── Material provided
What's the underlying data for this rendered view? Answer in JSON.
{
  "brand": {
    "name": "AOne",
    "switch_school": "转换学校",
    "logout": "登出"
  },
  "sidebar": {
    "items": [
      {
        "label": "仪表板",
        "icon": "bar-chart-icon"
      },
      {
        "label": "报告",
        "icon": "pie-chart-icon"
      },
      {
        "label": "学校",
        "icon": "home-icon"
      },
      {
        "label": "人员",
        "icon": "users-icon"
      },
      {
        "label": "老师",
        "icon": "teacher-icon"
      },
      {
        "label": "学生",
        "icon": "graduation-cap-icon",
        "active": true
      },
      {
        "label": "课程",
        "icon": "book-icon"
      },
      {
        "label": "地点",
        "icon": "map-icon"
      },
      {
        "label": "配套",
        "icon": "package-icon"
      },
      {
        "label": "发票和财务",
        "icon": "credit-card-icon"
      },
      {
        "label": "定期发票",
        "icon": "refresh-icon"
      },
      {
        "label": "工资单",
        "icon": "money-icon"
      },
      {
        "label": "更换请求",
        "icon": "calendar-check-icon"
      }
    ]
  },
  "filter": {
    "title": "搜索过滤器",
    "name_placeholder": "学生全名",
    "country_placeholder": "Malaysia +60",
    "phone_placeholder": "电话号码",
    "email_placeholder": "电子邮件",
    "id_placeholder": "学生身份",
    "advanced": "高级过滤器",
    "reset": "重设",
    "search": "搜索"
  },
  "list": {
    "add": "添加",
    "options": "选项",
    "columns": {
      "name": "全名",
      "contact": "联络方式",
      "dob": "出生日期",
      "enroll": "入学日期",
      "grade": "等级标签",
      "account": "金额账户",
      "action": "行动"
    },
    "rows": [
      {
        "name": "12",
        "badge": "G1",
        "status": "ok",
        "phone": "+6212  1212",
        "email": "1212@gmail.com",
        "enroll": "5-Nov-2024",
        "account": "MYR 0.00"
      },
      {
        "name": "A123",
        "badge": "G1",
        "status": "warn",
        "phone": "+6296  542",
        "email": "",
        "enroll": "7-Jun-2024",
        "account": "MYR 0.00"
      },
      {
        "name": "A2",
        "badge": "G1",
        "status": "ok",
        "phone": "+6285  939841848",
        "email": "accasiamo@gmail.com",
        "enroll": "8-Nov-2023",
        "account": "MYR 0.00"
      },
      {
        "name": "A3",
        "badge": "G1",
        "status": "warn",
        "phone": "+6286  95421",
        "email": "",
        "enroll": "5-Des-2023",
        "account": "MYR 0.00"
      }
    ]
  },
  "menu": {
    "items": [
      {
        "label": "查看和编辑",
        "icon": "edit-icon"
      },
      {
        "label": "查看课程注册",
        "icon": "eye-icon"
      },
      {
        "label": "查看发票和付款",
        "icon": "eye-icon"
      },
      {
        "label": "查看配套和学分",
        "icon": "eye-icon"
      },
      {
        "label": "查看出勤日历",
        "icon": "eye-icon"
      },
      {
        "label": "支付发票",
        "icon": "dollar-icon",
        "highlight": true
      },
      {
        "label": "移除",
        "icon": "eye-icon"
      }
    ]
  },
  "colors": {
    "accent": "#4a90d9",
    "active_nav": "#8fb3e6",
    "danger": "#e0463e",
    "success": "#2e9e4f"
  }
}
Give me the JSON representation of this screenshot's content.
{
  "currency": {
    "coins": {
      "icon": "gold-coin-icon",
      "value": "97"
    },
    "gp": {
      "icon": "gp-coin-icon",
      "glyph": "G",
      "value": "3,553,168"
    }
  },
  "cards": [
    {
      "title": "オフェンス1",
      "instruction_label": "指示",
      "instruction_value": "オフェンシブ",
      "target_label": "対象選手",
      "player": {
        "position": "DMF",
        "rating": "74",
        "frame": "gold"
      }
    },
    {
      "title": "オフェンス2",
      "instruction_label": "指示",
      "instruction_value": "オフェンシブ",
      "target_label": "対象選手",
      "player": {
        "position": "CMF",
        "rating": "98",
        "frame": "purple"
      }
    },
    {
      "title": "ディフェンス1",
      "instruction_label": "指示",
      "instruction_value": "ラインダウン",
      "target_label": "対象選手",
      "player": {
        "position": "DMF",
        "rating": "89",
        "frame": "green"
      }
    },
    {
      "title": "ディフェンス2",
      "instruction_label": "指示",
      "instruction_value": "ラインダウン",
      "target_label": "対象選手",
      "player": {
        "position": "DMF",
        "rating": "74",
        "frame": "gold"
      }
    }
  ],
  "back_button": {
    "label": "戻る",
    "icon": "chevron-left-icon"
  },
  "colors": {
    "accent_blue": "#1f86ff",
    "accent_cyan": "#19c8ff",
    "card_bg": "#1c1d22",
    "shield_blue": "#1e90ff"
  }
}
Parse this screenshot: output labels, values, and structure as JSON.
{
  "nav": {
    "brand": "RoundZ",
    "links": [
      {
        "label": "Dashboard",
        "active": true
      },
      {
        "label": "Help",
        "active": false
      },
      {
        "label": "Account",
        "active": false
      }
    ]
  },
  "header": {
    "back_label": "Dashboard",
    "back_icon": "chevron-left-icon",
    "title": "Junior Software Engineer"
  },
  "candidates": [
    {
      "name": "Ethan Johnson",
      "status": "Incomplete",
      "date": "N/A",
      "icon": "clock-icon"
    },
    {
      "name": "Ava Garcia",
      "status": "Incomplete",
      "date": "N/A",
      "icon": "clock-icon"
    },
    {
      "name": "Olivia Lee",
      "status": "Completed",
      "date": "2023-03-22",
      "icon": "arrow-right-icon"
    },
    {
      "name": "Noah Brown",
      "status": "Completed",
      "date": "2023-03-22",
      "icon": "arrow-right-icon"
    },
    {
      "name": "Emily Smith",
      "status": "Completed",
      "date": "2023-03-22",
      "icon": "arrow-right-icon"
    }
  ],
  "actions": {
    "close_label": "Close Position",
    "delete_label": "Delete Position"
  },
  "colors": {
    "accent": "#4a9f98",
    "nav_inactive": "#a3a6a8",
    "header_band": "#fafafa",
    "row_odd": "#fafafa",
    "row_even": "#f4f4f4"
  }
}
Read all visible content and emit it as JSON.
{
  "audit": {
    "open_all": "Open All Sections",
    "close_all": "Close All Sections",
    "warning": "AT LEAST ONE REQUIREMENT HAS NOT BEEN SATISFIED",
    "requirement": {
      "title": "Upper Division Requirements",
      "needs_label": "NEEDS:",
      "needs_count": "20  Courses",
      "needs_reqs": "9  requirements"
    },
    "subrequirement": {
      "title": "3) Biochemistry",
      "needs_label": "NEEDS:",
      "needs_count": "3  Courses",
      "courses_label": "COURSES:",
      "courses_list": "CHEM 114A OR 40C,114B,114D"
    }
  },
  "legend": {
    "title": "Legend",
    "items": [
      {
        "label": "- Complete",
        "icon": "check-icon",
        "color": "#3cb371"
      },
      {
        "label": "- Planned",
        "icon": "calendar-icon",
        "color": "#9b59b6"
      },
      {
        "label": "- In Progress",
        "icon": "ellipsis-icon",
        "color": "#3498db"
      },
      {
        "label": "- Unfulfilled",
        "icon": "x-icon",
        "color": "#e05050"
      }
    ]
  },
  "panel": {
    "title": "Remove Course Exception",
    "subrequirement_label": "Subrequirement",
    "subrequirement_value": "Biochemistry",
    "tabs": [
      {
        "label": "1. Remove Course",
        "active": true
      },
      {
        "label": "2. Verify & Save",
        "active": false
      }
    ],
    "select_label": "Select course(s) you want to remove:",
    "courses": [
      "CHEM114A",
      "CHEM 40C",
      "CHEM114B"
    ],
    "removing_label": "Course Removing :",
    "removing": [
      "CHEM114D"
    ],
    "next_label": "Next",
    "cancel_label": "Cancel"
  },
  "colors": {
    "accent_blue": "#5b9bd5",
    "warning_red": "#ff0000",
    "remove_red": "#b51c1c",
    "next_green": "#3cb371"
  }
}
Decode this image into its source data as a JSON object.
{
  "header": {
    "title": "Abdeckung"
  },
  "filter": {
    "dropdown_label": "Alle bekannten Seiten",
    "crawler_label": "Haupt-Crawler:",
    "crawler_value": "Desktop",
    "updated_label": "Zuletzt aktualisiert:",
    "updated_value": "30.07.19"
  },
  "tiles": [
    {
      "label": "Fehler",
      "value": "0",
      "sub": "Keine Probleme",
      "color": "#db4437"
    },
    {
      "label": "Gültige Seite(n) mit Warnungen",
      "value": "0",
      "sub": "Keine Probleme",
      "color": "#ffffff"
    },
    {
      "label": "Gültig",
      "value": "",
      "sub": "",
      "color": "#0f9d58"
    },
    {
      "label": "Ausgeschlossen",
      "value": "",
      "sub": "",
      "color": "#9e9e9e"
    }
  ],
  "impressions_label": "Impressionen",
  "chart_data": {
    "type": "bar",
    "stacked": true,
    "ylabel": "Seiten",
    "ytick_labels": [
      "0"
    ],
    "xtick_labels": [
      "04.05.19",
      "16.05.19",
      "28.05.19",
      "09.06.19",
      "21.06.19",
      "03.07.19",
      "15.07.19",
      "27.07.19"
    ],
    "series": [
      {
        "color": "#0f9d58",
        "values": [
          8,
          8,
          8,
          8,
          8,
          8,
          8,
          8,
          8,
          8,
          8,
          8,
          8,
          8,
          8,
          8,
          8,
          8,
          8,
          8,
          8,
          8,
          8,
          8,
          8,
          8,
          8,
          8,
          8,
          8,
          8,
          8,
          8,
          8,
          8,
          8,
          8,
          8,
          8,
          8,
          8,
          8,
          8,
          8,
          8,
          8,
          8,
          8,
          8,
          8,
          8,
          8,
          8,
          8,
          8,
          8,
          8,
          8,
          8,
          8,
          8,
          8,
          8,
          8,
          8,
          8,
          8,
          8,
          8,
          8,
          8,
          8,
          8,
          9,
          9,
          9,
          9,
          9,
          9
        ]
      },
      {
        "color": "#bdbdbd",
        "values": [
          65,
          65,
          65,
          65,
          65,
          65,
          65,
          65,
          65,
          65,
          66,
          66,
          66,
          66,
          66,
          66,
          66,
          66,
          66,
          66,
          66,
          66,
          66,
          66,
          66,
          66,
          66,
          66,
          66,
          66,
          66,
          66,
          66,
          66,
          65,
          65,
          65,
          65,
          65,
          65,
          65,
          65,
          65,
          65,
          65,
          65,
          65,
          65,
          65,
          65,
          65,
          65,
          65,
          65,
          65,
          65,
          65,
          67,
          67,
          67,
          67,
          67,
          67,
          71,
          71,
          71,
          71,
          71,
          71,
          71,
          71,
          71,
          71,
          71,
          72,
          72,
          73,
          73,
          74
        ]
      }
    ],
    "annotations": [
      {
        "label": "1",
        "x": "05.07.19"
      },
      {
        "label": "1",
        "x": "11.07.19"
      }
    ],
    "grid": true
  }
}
────
• _Task to carry out_: Identify which lines contain the word "JSON" and copy each one.

• _Solution_:
What's the underlying data for this rendered view? Answer in JSON.
Give me the JSON representation of this screenshot's content.
Parse this screenshot: output labels, values, and structure as JSON.
Read all visible content and emit it as JSON.
Decode this image into its source data as a JSON object.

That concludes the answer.